▶ **PROBLEM REQUIREMENTS**: Quote the records word for word from their start through the line containing "post-actions-bar — [0, 436, 613, 482]".

▶ **SOURCE RECORDS**:
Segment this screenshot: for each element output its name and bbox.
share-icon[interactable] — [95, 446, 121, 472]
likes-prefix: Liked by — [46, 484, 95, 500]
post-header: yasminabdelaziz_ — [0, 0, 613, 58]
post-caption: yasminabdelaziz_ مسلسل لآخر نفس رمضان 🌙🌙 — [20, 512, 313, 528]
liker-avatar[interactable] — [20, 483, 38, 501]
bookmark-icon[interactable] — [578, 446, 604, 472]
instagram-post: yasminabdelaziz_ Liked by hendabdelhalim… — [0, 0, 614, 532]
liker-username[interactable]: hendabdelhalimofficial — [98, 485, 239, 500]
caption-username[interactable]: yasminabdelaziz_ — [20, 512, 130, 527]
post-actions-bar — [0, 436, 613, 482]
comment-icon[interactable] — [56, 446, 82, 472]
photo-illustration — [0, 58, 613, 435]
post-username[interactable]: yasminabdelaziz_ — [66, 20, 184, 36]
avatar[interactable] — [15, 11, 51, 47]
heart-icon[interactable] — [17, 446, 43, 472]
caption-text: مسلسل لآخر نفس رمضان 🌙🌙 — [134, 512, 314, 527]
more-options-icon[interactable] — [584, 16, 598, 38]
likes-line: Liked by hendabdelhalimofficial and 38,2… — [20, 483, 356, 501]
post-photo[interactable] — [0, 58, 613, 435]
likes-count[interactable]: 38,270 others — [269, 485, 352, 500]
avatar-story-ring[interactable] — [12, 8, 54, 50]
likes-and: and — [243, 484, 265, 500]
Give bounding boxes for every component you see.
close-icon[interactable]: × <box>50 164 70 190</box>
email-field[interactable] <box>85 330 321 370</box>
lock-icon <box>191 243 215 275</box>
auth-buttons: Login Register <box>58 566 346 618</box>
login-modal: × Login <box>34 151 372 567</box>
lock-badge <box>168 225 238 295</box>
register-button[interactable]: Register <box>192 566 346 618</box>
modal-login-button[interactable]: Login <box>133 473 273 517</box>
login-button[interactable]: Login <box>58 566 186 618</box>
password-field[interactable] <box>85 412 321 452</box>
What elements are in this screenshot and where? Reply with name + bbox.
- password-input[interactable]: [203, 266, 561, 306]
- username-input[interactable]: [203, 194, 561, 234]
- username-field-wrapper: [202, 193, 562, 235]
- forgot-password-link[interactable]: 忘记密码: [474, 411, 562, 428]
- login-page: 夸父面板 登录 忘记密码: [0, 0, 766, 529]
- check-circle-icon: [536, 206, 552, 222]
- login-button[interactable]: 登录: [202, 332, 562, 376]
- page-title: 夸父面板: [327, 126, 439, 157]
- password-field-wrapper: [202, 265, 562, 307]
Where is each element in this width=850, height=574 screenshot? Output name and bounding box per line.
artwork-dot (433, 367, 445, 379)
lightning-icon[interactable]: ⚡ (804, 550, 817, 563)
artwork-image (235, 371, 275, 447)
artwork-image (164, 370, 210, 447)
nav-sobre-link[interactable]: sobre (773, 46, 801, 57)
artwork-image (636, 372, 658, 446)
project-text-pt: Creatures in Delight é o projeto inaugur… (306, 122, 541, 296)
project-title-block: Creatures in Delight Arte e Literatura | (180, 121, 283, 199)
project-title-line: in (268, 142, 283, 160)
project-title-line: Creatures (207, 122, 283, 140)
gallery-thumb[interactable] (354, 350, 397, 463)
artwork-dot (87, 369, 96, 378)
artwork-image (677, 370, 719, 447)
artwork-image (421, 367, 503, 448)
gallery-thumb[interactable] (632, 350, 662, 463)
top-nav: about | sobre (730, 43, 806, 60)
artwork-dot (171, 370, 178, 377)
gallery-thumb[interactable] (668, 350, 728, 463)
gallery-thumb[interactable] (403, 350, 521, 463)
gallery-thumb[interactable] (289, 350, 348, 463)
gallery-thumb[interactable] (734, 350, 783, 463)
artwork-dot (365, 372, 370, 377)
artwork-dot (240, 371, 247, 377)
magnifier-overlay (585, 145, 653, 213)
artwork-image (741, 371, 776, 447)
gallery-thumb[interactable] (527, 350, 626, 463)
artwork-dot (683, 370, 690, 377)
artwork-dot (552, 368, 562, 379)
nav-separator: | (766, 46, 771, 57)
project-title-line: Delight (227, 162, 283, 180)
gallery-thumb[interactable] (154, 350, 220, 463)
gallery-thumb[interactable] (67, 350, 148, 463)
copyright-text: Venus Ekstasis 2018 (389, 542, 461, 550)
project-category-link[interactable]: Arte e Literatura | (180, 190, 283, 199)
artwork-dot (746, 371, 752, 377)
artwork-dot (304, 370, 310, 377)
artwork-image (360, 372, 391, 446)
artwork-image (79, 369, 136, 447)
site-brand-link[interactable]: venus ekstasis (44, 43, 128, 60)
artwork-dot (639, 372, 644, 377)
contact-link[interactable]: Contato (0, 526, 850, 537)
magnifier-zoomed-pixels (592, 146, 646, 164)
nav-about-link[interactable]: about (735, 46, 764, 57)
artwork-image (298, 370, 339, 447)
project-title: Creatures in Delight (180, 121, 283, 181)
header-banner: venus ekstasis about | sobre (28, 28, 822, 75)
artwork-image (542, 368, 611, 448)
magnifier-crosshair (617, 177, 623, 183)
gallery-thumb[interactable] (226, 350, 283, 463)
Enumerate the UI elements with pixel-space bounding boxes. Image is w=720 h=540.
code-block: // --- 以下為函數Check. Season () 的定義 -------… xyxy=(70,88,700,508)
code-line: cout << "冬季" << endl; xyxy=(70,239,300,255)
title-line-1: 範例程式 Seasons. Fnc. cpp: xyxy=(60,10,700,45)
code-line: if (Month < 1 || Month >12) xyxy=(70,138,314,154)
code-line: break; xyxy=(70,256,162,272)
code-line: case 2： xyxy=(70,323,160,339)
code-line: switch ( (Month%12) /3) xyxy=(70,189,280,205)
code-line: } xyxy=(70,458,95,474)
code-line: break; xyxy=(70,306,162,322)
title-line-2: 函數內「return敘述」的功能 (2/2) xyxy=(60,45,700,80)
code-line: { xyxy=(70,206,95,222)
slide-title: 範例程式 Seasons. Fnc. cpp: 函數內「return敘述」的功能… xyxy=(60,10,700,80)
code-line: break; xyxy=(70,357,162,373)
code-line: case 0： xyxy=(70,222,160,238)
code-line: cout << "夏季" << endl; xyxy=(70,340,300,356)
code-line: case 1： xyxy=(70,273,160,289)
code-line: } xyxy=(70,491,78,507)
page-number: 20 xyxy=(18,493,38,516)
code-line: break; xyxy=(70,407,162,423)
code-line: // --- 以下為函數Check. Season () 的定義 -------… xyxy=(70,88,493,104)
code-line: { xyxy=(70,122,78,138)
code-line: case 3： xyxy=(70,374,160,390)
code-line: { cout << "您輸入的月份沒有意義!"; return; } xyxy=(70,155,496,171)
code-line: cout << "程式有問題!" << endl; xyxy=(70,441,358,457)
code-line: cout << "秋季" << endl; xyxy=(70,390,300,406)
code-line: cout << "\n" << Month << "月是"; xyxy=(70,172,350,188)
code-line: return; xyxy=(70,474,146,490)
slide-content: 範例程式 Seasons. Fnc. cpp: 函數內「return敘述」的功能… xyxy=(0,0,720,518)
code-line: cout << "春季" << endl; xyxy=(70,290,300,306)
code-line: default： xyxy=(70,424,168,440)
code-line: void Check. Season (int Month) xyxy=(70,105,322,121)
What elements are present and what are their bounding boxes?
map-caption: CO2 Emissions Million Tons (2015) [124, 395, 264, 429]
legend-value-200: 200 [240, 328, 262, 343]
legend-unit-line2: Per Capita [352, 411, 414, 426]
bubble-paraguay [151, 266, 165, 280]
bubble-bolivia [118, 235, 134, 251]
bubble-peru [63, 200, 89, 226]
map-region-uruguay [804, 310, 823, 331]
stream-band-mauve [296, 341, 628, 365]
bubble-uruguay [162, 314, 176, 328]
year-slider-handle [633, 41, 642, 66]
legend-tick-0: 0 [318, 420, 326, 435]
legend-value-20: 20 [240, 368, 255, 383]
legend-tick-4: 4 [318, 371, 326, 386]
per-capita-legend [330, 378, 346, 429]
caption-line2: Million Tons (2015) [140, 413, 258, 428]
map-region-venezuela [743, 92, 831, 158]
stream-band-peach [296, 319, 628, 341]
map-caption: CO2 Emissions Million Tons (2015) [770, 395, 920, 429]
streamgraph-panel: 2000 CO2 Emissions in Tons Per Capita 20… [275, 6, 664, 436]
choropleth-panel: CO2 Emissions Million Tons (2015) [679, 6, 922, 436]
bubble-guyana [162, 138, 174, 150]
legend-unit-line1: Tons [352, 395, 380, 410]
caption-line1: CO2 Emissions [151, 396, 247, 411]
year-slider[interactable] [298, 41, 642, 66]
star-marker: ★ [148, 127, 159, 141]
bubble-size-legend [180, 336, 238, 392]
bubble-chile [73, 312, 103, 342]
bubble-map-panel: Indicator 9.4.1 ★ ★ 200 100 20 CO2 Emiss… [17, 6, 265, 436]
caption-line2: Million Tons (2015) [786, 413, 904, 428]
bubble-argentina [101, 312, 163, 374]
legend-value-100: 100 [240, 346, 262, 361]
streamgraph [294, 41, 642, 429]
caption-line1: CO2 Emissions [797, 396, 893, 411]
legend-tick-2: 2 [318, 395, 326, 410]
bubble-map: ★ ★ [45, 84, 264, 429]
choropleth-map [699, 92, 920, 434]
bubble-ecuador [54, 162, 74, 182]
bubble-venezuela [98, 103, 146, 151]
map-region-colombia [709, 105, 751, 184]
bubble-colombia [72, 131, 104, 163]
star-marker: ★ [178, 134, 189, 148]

▶ **EXERCISE OUTPUT**:
Segment this screenshot: for each element output its name and bbox.
share-icon[interactable] — [95, 446, 121, 472]
likes-prefix: Liked by — [46, 484, 95, 500]
post-header: yasminabdelaziz_ — [0, 0, 613, 58]
post-caption: yasminabdelaziz_ مسلسل لآخر نفس رمضان 🌙🌙 — [20, 512, 313, 528]
liker-avatar[interactable] — [20, 483, 38, 501]
bookmark-icon[interactable] — [578, 446, 604, 472]
instagram-post: yasminabdelaziz_ Liked by hendabdelhalim… — [0, 0, 614, 532]
liker-username[interactable]: hendabdelhalimofficial — [98, 485, 239, 500]
caption-username[interactable]: yasminabdelaziz_ — [20, 512, 130, 527]
post-actions-bar — [0, 436, 613, 482]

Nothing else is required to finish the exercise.